Document:

######

Home > Uncategorized > Productivity growth is up, are the robots finally coming?

Productivity growth is up, are the robots finally coming?

from Dean Baker

The Bureau of Labor Statistics (BLS) reported that productivity grew at a 3.0 percent annual rate in the third quarter of 2017. While this report got little attention, it is potentially very good news.

Before going into the good news part, it is worth briefly saying a bit about what productivity is. Productivity measures the value of the goods and services produced in an hour of work. It is the main determinant of living standards. If we want more or better housing or health care, we either have to work more hours to produce it, or we need higher productivity.

Alternatively, we may decide we are content with our material living standards but would like more leisure time. This could take the form of shorter workweeks, parental and family leave, or vacations. However, this would also require more productivity.

We could improve the living standards of much of the population with policies that reverse the upward redistribution of the last four decades. But if we don’t get productivity growth going forward, there is a limit to how far we can go with such policies. Unless people are content with stagnant living standards, we need productivity growth.

######

Information supplied:
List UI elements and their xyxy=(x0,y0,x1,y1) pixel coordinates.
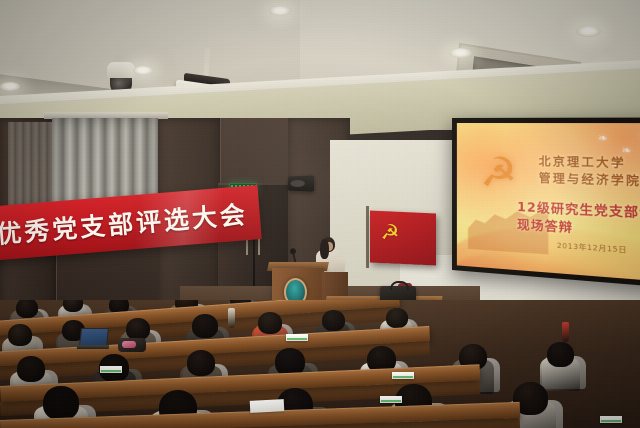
water-bottle xyxy=(228,308,235,328)
wall-speaker xyxy=(288,175,314,191)
hammer-and-sickle-icon: ☭ xyxy=(475,149,522,197)
dove-icon: ❧ xyxy=(598,132,608,144)
hammer-and-sickle-icon: ☭ xyxy=(378,220,402,247)
audience-member-head xyxy=(386,308,408,328)
name-placard xyxy=(100,366,122,373)
recessed-downlight xyxy=(0,82,20,91)
audience-member-head xyxy=(16,300,38,318)
audience-member-head xyxy=(8,324,32,346)
paper-handout xyxy=(250,399,285,413)
cpc-flag: ☭ xyxy=(370,211,436,266)
audience-member-head xyxy=(547,342,574,367)
audience-member-head xyxy=(187,350,215,376)
name-placard xyxy=(600,416,622,423)
handbag xyxy=(118,338,146,352)
name-placard xyxy=(380,396,402,403)
recessed-downlight xyxy=(269,6,291,16)
recessed-downlight xyxy=(449,48,472,58)
screen-title-line2: 现场答辩 xyxy=(517,216,573,237)
seated-audience xyxy=(0,300,640,428)
flag-pole xyxy=(366,206,369,268)
recessed-downlight xyxy=(576,26,601,37)
audience-member-head xyxy=(17,356,45,382)
screen-org-line2: 管理与经济学院 xyxy=(539,169,640,189)
water-bottle xyxy=(562,322,569,342)
projection-screen: ❧ ❧ ❧ ❧ ❧ ☭ 北京理工大学 管理与经济学院 12级研究生党支部评优 现… xyxy=(457,123,640,281)
audience-member-head xyxy=(258,312,282,334)
recessed-downlight xyxy=(133,66,153,75)
audience-member-head xyxy=(192,314,218,338)
audience-member-head xyxy=(126,318,150,340)
name-placard xyxy=(392,372,414,379)
audience-member-head xyxy=(43,386,79,420)
presenter-hair xyxy=(320,239,329,259)
laptop[interactable] xyxy=(79,328,109,346)
audience-member-head xyxy=(63,300,83,312)
audience-member-head xyxy=(322,310,345,331)
auditorium-photo: ☭ ❧ ❧ ❧ ❧ ❧ ☭ 北京理工大学 管理与经济学院 12级研究生党支部评优… xyxy=(0,0,640,428)
projection-screen-frame: ❧ ❧ ❧ ❧ ❧ ☭ 北京理工大学 管理与经济学院 12级研究生党支部评优 现… xyxy=(452,117,640,287)
name-placard xyxy=(286,334,308,341)
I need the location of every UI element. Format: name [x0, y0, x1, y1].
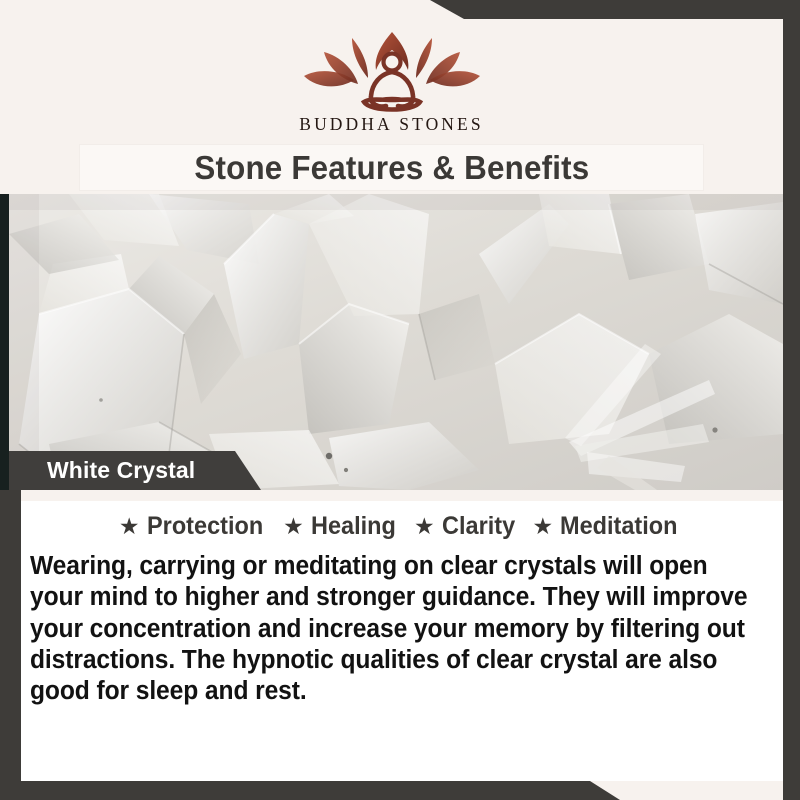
content-panel: ★ Protection ★ Healing ★ Clarity ★ Medit… — [21, 490, 783, 781]
page-title-bar: Stone Features & Benefits — [80, 145, 703, 190]
star-icon: ★ — [414, 515, 435, 538]
benefit-item-protection: ★ Protection — [119, 512, 270, 541]
description-text: Wearing, carrying or meditating on clear… — [30, 551, 748, 708]
page-title: Stone Features & Benefits — [194, 149, 589, 187]
header: BUDDHA STONES Stone Features & Benefits — [0, 19, 783, 194]
photo-label-bar: White Crystal — [9, 451, 261, 490]
corner-band-right — [783, 19, 800, 800]
benefits-row: ★ Protection ★ Healing ★ Clarity ★ Medit… — [21, 512, 783, 541]
photo-label-text: White Crystal — [47, 457, 195, 484]
benefit-label: Meditation — [560, 512, 678, 541]
brand-name: BUDDHA STONES — [299, 114, 483, 135]
corner-band-bottom — [0, 781, 620, 800]
lotus-meditation-logo-icon — [292, 29, 492, 113]
benefit-item-clarity: ★ Clarity — [414, 512, 519, 541]
star-icon: ★ — [283, 515, 304, 538]
benefit-label: Protection — [147, 512, 263, 541]
white-crystal-cluster-photo: White Crystal — [9, 194, 783, 490]
corner-band-top-right — [430, 0, 800, 19]
star-icon: ★ — [119, 515, 140, 538]
content-top-fade — [21, 490, 783, 501]
benefit-item-healing: ★ Healing — [283, 512, 401, 541]
infographic-canvas: BUDDHA STONES Stone Features & Benefits — [0, 0, 800, 800]
benefit-label: Healing — [311, 512, 396, 541]
corner-band-left — [0, 489, 21, 800]
benefit-item-meditation: ★ Meditation — [532, 512, 685, 541]
benefit-label: Clarity — [442, 512, 515, 541]
star-icon: ★ — [532, 515, 553, 538]
photo-left-edge-strip — [0, 194, 9, 490]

######

What needs to be done: Please carry on with the productivity article from the point where it stops. The data has no connection to the productivity article.

Result of the task:
This is why the third quarter number is such good news. Contrary to the endless stories in the media about robots taking all the jobs, robots actually have been taking very few jobs in recent years. Productivity growth, which reflects the rate at which robots and other technologies displace workers, has been extremely slow in recent years. In fact, it has averaged less than 1.0 percent annually over the last five years.

By contrast, productivity growth averaged almost 3.0 percent in the years from 1995 to 2005. This was also the average rate of productivity growth in the long boom that followed World War II, from 1947 to 1973. The quick pace of productivity growth allowed for rapid increases in wages and living standards, especially in the years after World War II when strong unions and government policies ensured that workers shared in the gains of growth.

The lackluster productivity growth in the years since 2005 has been one of the reasons that wages have been stagnant. The weak labor market caused by the high unemployment of the Great Recession led to falling wages for most workers, as they had little bargaining power.

This has changed in the last two or three years as unemployment has fallen to levels not seen since the 1990s boom. The tighter labor market has allowed workers, especially those at the middle and bottom of the income distribution, to make up some of the ground lost in the Great Recession, as real wages are now rising by roughly 1.0 percent a year.

This is good news, but to see the strong 2.0-3.0 percent annual wage growth of the late 1990s or the long post-war boom, we need more rapid productivity growth. This is why the third quarter number is such good news.

But we should hold off celebrating for the moment. Productivity data are notoriously erratic. Sometimes we see a big jump in one quarter followed by extraordinary weak or even negative growth in subsequent quarters, so we will need more data before we can be confident that this is the start of a new trend with higher growth.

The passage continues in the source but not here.